Red squirrel, Anglesey

For many years I used a Magicball tripod head which I thought was a brilliant and very versatile piece of kit. I had two, in fact, with a Mini-Magicball on my lightweight “walking” tripod. The secret of the design was that it was “upside down” and screwed directly into the base of the camera or lens plate. It wasn’t until I started using long, heavy lenses to photograph wildlife that I began to see the weakness in the Magicball design. It was VERY stable when the lens (even a heavy one) was aligned along the main axis of the head. When it was at 90 degrees for a portrait format image it tended to slip out position very easily. So it was time for a rethink…..

Then  I discovered the Uniqball, as its name suggested another unique design this time with one ball inside another. The outer ball was first locked to fix the horizontal axis; the inner ball then behaving like a pan-and-tilt head for an exact composition. About a year ago I got hold of one of the very first UBH35P models in the UK, and I really, really wanted to like it. Over a period of a few weeks I got to know it reasonably well and concluded that it was a qualified success as a piece of equipment. It had two weaknesses, but I thought I would get to grips with them over a period of time (to read the full review click here). The problem was, I just couldn’t. While using the head in  “landscape” mode I found it incredibly frustrating to have to re-set the outer ball every time I moved the tripod. This was particularly annoying on uneven and/or sloping ground, and I found myself cursing over and over again in such situations. The photographer should never have this kind of relationship with their equipment so I retired it and dug out a rather cruddy old ball-and-socket head while I decided what to do next.

(Layout coordinate data)

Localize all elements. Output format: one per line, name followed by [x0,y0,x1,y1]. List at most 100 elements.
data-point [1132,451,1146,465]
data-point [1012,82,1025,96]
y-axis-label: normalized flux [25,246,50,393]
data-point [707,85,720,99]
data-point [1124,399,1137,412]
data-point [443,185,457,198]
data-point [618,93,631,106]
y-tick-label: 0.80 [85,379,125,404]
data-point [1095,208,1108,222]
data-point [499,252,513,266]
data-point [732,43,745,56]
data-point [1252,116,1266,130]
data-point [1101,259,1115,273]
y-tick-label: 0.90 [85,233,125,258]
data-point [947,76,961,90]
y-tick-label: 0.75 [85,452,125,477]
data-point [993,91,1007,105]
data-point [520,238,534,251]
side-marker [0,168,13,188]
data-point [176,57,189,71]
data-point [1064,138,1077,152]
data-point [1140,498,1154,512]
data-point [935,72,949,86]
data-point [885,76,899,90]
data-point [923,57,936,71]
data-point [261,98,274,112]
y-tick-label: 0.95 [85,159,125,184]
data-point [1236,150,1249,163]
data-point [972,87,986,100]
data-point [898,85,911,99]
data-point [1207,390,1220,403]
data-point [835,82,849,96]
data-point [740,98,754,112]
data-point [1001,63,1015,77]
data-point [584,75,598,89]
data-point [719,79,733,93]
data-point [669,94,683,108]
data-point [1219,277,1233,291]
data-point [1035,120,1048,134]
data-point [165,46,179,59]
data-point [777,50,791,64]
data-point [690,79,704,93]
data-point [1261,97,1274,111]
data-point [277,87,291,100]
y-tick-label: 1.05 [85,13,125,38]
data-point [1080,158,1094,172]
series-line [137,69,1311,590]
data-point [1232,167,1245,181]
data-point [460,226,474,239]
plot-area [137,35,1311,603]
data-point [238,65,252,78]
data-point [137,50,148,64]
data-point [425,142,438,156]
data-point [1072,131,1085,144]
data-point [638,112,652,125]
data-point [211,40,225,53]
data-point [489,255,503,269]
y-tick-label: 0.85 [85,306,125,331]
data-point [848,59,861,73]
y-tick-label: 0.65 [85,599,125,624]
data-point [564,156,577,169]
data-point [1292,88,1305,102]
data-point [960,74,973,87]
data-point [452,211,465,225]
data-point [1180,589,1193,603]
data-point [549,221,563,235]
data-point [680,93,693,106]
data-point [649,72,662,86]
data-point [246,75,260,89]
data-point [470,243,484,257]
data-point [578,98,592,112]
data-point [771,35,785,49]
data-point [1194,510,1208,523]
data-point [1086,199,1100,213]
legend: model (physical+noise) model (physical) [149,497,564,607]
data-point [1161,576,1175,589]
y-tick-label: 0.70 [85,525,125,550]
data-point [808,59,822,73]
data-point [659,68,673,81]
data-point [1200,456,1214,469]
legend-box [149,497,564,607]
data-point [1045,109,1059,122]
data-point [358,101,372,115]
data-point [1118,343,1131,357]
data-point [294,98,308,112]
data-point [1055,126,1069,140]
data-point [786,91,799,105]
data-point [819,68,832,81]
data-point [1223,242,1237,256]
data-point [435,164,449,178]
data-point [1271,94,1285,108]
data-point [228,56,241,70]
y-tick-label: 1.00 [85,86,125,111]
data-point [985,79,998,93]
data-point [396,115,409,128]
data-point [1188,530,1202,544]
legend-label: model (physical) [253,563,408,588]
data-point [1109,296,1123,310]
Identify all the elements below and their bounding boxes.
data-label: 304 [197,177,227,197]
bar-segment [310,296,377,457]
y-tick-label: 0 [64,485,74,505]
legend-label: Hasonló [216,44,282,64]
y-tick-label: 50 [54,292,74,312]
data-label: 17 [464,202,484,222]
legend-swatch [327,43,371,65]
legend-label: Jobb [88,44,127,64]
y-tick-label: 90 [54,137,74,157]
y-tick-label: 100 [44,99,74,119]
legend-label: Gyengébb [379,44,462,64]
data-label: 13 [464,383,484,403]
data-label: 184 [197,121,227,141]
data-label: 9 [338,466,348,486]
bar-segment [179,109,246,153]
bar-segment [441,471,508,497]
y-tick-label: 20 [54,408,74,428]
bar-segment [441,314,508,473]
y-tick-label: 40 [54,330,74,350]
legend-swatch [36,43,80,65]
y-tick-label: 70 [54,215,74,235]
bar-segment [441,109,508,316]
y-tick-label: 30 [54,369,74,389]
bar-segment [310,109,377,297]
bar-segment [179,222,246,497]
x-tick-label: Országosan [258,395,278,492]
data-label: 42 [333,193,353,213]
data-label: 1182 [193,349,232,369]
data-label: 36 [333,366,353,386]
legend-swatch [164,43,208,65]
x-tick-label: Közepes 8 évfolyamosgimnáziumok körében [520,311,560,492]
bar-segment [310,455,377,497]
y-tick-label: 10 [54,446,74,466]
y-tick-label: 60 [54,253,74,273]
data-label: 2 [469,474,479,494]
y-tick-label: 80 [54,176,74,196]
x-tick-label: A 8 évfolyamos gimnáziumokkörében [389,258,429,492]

■ Directions
(A) Decide whether each statement agrees with the tripod head text: (i) The writer owned two Magicball heads. (ii) The Magicball slipped easily when the lens was aligned along the main axis of the head. (iii) About a year ago the writer obtained one of the very first UBH35P models in the UK.
(B) From the tripod head text, extract the passage between "For many years" and "for a rethink…..", inclusive.
(C) Extend the text about tripod heads, picking up after its last sentence.
These records were drawn from a different source than the text.

■ Solved tasks
(A)
(i) Yes: "I had two, in fact, with a Mini-Magicball on my lightweight “walking” tripod."
(ii) No: "It was VERY stable when the lens (even a heavy one) was aligned along the main axis of the head."
(iii) Yes: "About a year ago I got hold of one of the very first UBH35P models in the UK"

(B)
For many years I used a Magicball tripod head which I thought was a brilliant and very versatile piece of kit. I had two, in fact, with a Mini-Magicball on my lightweight “walking” tripod. The secret of the design was that it was “upside down” and screwed directly into the base of the camera or lens plate. It wasn’t until I started using long, heavy lenses to photograph wildlife that I began to see the weakness in the Magicball design. It was VERY stable when the lens (even a heavy one) was aligned along the main axis of the head. When it was at 90 degrees for a portrait format image it tended to slip out position very easily. So it was time for a rethink…..

(C)
Poseur? Moi?

After many hours of browsing the internet I came across an American brand called Acratech. Their ball-and-socket heads are distinctive in several ways, including their very light weight, and their astronomical price in the UK, but what really grabbed my attention was the claim that they could also be used as a gimbal head. I’ve never used one myself but actual gimbals are very specialised and bulky heads used by bird photographers. With a well-balanced camera/lens combination, all the locks can be slackened off to allow movement in all directions using only fingertip pressure.  I was sceptical that a lightweight ball-and-socket head could also include this functionality.  I worried particularly that with a heavy camera/lens combo tipped over to one side,  the tripod would become unbalanced and tip over. Manufacturers continually claim that their new gadget will solve all your photographic problems, and it may solve some. But at the same time it may have disadvantages which only become apparent when you get one in the field……. however, I digress: my b&s head was getting stickier and stickier and I was cursing it more and more. Things were looking desperate. I saw one final positive Acratech review and my mind was made up. It was time to click “buy”.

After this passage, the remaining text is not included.